DO THIS = Pick out every line holding the string "INHOLMS" and copy it.

[Collected data entries]
►

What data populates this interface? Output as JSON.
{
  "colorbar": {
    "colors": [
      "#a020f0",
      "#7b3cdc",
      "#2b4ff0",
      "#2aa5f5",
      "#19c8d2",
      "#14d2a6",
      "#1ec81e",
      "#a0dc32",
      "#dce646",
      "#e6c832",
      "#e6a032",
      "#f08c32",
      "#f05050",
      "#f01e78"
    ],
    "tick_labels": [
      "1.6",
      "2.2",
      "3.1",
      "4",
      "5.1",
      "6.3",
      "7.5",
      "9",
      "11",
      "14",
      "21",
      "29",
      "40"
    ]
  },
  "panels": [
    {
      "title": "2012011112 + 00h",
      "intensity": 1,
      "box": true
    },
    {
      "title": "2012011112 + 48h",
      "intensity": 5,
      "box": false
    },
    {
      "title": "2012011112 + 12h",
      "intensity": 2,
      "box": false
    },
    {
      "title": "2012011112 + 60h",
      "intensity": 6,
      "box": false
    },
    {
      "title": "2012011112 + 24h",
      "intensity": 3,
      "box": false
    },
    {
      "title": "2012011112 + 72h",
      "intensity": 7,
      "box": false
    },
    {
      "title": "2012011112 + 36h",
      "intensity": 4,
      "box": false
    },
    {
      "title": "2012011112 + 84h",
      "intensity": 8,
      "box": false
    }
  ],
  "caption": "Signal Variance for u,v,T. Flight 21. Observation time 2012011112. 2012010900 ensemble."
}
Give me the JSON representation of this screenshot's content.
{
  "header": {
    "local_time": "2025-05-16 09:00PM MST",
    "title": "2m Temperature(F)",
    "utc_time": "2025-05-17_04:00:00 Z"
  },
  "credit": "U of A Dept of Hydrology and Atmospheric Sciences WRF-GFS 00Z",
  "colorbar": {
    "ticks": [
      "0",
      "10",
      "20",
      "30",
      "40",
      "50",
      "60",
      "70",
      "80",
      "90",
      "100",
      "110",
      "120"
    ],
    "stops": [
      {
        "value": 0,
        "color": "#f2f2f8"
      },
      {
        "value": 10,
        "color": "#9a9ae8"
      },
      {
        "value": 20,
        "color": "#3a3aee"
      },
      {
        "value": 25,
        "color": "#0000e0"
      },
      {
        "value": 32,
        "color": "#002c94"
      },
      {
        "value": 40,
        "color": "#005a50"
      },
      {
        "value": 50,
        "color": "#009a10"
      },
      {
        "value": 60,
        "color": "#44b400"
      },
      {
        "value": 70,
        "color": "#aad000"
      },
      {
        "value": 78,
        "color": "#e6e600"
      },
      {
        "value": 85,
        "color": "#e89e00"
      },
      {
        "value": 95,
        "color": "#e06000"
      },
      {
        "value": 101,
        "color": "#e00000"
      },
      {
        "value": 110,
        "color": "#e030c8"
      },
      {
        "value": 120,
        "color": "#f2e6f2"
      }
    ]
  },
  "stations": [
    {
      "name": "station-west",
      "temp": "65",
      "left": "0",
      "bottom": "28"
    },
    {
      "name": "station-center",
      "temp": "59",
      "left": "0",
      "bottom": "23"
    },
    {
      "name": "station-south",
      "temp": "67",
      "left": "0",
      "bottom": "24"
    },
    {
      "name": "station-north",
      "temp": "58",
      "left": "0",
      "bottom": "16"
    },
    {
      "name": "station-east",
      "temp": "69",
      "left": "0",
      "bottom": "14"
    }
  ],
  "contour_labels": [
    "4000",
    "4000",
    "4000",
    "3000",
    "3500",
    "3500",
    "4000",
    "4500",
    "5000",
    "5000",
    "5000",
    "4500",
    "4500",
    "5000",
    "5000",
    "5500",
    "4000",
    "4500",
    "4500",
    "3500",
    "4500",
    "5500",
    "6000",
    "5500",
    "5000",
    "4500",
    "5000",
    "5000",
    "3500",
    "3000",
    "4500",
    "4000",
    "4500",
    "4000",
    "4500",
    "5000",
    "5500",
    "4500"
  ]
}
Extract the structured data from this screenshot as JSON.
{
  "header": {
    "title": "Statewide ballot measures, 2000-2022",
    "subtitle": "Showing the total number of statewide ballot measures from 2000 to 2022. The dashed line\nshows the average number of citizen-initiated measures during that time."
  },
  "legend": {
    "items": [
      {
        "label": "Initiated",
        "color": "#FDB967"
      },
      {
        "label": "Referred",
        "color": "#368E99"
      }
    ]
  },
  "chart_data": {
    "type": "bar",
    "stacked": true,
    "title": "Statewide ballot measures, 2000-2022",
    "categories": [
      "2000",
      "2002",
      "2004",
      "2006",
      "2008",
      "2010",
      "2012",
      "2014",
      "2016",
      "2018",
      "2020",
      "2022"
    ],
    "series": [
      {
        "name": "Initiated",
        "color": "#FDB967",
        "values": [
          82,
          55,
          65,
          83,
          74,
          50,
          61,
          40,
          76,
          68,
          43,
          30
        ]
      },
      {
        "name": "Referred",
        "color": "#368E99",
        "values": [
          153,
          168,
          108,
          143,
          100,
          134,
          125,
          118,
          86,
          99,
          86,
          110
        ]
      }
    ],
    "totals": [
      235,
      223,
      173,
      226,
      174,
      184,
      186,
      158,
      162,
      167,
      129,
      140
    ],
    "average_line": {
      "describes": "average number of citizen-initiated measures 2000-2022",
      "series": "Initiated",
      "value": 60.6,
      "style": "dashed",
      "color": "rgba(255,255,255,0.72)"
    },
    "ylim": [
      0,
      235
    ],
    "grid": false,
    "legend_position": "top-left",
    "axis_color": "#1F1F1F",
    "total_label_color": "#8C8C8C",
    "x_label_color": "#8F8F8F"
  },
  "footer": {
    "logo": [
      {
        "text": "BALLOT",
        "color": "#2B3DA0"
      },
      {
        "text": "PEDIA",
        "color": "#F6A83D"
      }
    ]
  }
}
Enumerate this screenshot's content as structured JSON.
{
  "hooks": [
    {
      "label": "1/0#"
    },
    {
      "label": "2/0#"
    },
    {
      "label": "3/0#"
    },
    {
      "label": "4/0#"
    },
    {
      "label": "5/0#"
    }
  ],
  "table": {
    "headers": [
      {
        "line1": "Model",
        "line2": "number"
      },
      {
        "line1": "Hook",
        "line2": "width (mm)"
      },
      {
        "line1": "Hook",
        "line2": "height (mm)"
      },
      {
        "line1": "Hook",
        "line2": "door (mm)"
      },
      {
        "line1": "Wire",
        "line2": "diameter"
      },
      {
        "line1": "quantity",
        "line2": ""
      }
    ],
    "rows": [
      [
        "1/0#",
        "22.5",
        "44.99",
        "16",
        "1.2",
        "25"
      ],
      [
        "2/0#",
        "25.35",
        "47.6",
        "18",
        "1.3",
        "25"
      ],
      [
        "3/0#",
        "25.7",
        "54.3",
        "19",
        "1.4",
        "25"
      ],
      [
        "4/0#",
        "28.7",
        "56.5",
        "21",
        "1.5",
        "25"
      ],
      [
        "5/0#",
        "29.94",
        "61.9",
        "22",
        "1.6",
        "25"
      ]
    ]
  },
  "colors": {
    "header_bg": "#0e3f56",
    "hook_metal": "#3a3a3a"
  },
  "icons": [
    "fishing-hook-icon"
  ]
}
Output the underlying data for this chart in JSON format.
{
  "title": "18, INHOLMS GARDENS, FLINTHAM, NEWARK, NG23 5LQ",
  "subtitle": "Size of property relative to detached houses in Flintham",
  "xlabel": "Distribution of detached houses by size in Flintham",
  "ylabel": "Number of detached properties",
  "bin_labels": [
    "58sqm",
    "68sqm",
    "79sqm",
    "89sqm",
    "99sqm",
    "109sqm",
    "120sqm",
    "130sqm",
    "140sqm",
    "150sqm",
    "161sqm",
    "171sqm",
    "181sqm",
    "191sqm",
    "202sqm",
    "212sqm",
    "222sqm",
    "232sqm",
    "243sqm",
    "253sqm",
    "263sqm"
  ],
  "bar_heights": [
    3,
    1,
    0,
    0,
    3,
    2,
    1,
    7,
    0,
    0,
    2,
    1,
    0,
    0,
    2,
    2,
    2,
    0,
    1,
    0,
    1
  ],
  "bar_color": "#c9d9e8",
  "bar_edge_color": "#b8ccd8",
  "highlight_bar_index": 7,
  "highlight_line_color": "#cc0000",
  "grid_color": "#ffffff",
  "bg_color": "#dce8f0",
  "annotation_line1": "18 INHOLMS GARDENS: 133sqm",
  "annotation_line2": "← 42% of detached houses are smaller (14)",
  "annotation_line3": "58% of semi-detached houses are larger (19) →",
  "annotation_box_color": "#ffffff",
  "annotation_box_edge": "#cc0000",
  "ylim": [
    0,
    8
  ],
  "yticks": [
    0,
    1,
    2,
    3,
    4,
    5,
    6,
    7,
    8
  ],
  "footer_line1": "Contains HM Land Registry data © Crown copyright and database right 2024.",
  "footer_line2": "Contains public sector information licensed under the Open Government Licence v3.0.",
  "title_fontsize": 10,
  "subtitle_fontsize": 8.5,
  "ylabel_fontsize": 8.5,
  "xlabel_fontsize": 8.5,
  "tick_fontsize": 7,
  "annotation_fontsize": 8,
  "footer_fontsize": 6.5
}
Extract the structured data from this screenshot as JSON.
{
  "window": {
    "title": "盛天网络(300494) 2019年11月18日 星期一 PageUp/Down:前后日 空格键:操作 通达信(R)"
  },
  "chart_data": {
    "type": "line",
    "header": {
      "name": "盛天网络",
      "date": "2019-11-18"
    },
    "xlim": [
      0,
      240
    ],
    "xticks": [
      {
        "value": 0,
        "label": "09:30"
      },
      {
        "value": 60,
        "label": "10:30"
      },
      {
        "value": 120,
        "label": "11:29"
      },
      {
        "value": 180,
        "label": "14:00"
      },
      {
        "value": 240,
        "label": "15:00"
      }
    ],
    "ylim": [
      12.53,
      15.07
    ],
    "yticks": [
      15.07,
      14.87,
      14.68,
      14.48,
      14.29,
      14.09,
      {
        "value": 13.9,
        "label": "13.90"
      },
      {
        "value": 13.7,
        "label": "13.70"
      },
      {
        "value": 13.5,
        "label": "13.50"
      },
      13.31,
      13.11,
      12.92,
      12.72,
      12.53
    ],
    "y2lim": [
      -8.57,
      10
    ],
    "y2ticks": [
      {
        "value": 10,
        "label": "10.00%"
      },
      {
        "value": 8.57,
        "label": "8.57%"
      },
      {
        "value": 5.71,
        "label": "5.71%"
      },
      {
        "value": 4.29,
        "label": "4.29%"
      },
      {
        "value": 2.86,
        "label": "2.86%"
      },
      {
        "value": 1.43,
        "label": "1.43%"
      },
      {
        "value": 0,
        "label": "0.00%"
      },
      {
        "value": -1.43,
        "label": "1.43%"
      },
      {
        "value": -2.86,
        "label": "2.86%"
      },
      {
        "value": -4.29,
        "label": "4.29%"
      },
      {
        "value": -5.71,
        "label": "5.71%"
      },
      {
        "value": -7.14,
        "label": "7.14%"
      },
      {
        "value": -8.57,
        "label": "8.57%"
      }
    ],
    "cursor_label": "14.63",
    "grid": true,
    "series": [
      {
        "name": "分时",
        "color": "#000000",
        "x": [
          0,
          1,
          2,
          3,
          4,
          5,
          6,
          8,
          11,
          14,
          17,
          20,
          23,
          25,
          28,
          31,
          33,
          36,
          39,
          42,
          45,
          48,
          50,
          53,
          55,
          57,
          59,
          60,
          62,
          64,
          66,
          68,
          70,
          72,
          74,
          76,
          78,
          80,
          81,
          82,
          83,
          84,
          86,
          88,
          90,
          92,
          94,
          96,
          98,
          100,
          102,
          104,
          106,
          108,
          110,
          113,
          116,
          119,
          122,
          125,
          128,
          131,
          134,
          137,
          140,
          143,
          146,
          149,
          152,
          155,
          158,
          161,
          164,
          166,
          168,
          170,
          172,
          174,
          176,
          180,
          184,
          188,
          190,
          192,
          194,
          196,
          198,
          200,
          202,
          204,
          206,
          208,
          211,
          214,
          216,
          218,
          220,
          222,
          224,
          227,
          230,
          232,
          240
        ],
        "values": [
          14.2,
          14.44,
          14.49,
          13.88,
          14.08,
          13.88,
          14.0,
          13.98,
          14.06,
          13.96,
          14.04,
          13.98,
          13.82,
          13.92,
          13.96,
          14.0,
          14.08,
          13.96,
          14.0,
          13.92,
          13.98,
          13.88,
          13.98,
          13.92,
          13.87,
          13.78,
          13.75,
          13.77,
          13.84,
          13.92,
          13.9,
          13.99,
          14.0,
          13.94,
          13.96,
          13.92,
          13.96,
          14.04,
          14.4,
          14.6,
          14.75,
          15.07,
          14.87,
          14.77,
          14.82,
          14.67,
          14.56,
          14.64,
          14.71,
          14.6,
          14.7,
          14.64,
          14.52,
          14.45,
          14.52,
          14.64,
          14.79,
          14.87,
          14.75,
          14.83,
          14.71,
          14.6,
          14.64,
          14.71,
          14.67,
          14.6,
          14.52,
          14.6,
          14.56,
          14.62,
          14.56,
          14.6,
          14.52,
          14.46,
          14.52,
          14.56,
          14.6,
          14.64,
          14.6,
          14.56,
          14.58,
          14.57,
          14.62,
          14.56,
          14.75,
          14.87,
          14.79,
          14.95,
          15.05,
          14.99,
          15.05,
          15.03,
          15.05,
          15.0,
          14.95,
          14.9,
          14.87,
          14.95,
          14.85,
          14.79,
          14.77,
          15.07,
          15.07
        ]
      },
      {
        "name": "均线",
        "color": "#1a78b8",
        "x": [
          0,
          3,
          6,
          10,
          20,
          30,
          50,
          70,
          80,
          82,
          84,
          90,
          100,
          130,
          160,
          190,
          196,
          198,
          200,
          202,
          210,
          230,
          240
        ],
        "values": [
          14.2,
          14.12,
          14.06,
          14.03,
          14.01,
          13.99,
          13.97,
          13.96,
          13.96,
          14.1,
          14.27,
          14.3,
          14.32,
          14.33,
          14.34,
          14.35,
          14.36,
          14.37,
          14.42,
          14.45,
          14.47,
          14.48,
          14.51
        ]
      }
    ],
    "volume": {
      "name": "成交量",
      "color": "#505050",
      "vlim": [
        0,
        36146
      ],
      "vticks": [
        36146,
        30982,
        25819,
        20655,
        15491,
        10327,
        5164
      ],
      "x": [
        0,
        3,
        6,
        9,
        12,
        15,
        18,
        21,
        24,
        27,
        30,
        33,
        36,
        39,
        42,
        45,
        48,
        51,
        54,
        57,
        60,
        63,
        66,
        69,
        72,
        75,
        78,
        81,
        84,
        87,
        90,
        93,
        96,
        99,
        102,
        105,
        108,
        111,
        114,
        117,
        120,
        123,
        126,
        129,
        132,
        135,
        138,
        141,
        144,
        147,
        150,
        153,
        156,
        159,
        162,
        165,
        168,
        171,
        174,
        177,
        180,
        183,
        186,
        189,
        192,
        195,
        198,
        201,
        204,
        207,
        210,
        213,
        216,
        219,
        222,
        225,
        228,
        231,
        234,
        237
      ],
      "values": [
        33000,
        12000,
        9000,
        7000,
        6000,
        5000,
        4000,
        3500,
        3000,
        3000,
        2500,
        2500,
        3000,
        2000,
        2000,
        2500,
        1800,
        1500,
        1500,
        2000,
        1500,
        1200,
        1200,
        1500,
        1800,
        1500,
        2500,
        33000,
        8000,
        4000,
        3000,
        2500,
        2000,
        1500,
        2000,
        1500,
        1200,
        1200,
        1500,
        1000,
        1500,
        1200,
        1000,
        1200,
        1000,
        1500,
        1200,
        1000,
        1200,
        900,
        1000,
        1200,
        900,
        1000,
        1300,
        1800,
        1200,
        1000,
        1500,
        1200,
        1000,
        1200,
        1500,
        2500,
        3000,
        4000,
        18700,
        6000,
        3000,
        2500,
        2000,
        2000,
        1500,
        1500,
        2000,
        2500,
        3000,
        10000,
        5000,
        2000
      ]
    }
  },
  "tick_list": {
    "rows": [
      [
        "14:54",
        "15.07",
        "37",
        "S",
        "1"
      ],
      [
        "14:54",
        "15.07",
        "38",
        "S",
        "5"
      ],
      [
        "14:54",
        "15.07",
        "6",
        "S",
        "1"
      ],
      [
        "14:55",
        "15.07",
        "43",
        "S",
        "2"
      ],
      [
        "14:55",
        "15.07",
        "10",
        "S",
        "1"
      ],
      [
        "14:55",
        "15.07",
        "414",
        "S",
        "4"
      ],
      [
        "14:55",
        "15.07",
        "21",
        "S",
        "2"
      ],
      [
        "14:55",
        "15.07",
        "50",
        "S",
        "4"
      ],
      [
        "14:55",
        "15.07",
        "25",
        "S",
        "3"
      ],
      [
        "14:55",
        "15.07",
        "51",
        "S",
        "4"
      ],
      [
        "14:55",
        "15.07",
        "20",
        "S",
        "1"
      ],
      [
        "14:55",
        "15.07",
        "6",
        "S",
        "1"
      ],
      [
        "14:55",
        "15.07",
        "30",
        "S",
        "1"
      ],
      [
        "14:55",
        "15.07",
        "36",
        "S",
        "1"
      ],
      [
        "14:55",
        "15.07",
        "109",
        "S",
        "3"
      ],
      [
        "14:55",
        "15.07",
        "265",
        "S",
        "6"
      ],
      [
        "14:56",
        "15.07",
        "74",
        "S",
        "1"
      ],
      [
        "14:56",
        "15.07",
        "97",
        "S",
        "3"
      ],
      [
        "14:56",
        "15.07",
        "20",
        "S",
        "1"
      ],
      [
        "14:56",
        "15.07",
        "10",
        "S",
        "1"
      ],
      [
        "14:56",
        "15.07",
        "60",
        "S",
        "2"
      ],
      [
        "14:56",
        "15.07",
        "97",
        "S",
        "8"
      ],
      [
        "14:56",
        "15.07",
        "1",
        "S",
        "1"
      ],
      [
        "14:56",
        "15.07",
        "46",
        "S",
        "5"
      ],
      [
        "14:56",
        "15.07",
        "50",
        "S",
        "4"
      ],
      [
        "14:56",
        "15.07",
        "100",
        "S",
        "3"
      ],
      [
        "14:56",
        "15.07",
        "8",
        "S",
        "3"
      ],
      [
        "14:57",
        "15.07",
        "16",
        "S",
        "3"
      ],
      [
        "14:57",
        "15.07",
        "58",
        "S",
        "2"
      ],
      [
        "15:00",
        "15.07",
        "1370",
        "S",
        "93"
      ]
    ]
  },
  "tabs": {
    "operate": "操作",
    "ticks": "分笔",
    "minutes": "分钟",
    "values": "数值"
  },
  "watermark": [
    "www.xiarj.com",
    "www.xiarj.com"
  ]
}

◄

SOLUTION TO THE EXERCISE =
  "title": "18, INHOLMS GARDENS, FLINTHAM, NEWARK, NG23 5LQ",
  "annotation_line1": "18 INHOLMS GARDENS: 133sqm",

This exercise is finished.